_TAREFA A REALIZAR:_
Indique se cada afirmação abaixo está de acordo com o texto sobre o grupo Reatar, respondendo sim ou não e citando literalmente as palavras do texto que decidem a resposta.
1. Os encontros do Reatar acontecem às terças-feiras, às 14h.
2. O café da tarde é organizado pela equipe multiprofissional.
3. Todos os participantes têm o tratamento acompanhado pelos médicos do HC.

_TEXTO DE LEITURA:_
· · · · · · ·

Quando a amizade é a melhor terapia

Relatos de participantes do Reatar, grupo de apoio do Hospital das Clínicas, mostram a realidade de indivíduos soropositivos

Quando se pensa em grupo de apoio, vem à cabeça a clássica cena de filme: um encontro tenso entre o mediador e participantes, que falam seus nomes e há quanto tempo estão sem recaídas. Depois disso, resta o silêncio, afinal, falar da própria vida pode ser intimidador.

Graças à força dos pacientes do Hospital das Clínicas da UFPR (HC), os encontros do Reatar passam longe do que o cinema propõe. Os participantes da Rede de Adesão ao Tratamento Antirretroviral chegam todas as terças, às 14h, com lanches e sucos para mais uma reunião do grupo de apoio aos pacientes de HIV/Aids. Alguns deles têm o tratamento acompanhado ali mesmo, pelos médicos do HC. 

Todos podem compartilhar relatos sobre o cotidiano. A equipe multiprofissional aproveita os encontros para prestar orientação. Durante o café da tarde organizado pelos participantes, sempre sobra espaço para piadas e risadas.

· · · · · · ·

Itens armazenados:
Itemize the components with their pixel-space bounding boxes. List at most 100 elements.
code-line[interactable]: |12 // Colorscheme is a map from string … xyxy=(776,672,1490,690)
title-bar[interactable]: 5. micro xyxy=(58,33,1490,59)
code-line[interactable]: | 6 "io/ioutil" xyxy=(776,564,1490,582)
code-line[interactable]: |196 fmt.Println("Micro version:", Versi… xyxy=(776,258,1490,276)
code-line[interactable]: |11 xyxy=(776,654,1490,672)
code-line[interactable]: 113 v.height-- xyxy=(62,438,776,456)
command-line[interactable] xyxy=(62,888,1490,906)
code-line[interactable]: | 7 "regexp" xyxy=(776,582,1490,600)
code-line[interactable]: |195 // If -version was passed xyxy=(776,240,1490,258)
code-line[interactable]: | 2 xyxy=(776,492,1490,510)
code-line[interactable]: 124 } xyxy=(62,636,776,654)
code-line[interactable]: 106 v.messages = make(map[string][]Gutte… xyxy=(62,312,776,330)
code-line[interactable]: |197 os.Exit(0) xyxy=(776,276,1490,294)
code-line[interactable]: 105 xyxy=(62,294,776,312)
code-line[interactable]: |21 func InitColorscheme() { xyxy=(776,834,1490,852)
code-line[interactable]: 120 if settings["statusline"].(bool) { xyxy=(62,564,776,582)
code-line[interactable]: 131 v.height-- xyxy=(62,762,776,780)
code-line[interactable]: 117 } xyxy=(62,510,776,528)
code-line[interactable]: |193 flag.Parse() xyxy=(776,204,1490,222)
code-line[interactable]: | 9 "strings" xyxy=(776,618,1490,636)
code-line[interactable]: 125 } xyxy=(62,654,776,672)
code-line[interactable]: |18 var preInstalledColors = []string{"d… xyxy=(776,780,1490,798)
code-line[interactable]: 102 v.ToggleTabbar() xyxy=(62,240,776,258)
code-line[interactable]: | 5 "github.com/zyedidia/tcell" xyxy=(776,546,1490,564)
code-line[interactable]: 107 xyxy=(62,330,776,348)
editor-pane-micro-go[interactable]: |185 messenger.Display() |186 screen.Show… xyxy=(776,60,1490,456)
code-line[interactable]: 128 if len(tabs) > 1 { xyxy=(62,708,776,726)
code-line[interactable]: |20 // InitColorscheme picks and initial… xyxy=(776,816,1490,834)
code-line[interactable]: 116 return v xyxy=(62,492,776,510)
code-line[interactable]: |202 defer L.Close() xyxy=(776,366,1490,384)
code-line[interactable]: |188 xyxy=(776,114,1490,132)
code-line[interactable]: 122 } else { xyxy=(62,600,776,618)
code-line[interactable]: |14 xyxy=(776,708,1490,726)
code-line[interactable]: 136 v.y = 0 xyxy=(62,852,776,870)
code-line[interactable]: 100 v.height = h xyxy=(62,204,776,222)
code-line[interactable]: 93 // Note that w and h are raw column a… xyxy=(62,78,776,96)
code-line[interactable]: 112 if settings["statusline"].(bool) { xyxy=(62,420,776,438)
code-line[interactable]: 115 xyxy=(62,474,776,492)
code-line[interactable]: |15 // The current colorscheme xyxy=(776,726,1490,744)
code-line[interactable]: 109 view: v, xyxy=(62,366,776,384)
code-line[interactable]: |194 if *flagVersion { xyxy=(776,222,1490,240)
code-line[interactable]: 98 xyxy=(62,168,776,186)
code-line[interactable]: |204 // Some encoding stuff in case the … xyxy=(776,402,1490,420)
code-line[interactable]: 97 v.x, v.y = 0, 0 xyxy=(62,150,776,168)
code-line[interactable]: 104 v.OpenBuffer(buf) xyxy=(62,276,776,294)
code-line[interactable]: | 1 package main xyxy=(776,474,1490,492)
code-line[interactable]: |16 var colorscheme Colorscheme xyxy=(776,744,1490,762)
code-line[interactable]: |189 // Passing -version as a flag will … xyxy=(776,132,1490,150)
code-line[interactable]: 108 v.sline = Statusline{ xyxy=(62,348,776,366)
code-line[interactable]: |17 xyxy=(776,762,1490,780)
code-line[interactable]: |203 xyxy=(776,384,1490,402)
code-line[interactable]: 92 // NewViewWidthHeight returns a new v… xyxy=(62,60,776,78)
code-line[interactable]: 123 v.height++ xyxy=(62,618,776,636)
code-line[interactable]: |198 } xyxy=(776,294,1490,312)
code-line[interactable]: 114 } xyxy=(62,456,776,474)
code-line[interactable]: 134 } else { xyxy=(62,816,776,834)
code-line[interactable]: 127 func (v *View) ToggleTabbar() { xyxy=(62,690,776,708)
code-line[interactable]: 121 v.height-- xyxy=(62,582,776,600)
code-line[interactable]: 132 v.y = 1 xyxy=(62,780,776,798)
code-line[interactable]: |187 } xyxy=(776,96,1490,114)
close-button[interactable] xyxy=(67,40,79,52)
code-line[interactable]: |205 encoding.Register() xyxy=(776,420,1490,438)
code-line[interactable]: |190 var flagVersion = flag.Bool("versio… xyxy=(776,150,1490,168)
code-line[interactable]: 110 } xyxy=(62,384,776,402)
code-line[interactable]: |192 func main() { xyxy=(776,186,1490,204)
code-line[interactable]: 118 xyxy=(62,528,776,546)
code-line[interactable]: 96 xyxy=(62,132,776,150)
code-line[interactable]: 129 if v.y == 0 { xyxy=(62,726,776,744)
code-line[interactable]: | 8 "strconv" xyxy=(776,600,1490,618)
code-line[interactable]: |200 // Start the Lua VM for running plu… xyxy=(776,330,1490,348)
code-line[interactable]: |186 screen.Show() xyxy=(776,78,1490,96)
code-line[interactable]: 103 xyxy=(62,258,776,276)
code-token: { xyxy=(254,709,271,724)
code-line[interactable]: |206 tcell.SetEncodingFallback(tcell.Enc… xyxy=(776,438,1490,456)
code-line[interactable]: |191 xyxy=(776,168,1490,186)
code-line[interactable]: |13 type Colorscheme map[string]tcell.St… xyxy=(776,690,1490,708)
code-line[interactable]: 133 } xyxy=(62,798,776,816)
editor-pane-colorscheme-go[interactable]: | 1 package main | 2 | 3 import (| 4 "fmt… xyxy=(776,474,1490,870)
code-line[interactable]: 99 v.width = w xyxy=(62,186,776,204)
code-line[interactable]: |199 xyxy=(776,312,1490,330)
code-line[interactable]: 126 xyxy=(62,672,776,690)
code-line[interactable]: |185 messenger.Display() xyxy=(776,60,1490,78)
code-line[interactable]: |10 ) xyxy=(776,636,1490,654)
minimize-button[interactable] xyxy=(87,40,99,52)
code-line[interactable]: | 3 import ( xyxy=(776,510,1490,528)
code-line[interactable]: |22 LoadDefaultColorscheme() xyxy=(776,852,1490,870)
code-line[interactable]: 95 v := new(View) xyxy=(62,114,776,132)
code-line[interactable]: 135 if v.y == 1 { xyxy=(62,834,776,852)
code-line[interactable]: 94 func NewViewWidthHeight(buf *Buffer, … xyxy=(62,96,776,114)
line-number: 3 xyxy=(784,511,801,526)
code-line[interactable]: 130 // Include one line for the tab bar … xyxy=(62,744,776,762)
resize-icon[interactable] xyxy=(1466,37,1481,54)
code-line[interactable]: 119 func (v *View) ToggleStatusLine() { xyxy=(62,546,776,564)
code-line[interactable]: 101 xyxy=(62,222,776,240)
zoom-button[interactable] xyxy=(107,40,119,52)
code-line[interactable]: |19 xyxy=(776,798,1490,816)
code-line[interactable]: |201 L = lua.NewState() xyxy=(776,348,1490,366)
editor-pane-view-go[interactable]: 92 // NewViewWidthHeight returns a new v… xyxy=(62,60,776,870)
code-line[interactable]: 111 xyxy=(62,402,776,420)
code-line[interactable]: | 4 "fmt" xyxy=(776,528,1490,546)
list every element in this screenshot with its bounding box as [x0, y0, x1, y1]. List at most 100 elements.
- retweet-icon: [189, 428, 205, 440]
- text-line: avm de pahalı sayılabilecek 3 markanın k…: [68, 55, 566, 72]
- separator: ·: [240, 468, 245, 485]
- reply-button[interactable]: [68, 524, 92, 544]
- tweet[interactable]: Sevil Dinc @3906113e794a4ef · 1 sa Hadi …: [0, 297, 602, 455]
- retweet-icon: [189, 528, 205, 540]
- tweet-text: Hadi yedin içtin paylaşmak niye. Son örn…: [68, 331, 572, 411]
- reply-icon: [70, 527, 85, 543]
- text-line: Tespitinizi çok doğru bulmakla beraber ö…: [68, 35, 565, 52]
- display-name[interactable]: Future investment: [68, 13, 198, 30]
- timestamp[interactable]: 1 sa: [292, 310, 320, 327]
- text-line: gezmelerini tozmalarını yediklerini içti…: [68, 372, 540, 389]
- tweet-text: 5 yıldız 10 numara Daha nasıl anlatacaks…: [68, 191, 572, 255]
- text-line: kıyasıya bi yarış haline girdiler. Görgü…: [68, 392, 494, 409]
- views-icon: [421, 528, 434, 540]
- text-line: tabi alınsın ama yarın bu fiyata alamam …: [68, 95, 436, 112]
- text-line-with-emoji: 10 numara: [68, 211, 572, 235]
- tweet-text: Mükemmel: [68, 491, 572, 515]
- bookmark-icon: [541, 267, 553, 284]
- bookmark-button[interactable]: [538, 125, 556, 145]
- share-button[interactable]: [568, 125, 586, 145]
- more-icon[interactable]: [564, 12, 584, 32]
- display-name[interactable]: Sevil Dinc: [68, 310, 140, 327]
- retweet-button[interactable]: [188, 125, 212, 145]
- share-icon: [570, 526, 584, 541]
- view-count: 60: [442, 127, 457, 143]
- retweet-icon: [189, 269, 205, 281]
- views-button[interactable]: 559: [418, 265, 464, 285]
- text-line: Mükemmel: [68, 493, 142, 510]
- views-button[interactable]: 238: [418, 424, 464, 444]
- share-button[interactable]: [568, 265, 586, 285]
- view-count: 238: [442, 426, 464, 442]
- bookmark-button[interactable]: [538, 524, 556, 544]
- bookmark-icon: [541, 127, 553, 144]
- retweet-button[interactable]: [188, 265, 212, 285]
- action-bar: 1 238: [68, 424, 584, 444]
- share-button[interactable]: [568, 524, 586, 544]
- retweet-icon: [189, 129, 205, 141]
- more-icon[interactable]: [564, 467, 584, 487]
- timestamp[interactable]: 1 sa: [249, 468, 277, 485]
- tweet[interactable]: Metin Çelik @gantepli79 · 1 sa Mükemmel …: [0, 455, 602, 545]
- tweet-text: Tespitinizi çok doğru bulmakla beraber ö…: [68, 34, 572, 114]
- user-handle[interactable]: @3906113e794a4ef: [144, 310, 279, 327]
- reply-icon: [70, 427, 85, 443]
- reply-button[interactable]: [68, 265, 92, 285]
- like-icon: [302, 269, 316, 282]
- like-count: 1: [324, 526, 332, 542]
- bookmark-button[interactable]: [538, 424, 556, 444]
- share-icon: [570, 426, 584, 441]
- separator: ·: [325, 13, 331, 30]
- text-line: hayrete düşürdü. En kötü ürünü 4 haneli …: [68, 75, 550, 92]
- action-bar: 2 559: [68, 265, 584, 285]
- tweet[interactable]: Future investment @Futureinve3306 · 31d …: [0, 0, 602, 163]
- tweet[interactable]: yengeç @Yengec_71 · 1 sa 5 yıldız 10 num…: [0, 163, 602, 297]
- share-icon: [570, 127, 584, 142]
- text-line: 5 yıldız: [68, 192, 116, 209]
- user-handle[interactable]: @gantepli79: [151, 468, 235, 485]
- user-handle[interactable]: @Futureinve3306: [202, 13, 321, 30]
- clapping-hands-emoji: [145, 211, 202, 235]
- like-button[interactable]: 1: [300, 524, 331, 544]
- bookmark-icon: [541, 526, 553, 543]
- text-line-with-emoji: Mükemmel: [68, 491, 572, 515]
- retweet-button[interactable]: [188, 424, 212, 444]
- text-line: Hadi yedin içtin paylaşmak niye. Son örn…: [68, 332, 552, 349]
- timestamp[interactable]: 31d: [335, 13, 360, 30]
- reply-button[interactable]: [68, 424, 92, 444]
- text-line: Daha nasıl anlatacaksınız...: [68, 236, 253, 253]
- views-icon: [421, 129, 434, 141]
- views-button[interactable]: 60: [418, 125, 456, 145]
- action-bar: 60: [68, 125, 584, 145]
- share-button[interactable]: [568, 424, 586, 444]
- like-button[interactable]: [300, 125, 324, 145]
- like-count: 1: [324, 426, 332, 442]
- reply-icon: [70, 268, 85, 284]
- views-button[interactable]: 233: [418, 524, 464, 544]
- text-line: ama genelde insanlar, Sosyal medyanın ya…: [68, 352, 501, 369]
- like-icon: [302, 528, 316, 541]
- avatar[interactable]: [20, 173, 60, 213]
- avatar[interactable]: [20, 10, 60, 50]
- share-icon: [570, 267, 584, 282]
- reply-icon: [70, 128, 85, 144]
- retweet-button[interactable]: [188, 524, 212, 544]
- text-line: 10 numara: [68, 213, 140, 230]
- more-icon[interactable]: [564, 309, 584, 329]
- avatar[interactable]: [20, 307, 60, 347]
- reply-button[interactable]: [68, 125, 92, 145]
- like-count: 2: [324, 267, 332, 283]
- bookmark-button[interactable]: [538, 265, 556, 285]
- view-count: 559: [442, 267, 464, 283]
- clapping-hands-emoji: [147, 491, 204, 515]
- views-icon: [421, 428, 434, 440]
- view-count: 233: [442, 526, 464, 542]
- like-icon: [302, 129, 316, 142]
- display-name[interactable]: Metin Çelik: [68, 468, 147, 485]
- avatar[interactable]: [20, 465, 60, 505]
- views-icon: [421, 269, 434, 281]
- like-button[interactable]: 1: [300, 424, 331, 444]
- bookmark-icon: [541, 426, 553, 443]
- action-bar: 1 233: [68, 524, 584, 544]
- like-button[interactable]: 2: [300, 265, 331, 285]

· · · · · · ·

_RESULTADO:_
1. Sim: "chegam todas as terças, às 14h".
2. Não: "Durante o café da tarde organizado pelos participantes".
3. Não: "Alguns deles têm o tratamento acompanhado ali mesmo, pelos médicos do HC."